- **Given request**
Pick out each line containing the string "fairy" and copy it.

[Stored entries]
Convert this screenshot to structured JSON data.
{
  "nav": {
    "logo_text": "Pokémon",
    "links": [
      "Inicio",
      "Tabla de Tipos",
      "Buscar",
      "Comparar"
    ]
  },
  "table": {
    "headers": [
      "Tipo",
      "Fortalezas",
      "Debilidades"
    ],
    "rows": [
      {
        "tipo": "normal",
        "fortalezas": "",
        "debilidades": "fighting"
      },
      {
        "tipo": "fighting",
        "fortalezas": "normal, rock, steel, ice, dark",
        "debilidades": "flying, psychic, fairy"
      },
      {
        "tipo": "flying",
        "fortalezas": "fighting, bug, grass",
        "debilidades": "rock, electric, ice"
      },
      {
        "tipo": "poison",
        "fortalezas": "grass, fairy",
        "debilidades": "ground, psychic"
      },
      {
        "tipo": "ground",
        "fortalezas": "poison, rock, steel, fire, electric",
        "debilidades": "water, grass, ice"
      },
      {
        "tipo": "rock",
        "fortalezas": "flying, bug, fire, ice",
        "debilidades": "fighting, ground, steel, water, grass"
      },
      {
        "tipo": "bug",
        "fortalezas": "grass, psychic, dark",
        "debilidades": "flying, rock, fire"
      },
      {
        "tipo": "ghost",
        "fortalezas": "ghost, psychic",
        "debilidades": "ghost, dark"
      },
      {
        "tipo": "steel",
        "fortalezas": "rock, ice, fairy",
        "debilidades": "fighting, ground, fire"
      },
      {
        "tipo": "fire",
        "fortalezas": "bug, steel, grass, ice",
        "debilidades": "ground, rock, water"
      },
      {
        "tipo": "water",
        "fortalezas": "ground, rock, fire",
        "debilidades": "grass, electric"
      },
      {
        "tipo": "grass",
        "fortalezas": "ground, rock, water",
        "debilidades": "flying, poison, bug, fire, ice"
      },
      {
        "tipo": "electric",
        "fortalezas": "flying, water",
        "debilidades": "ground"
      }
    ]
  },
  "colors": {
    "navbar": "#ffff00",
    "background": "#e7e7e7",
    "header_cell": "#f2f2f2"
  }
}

- **Response to this exercise**
        "debilidades": "flying, psychic, fairy"
        "fortalezas": "grass, fairy",
        "fortalezas": "rock, ice, fairy",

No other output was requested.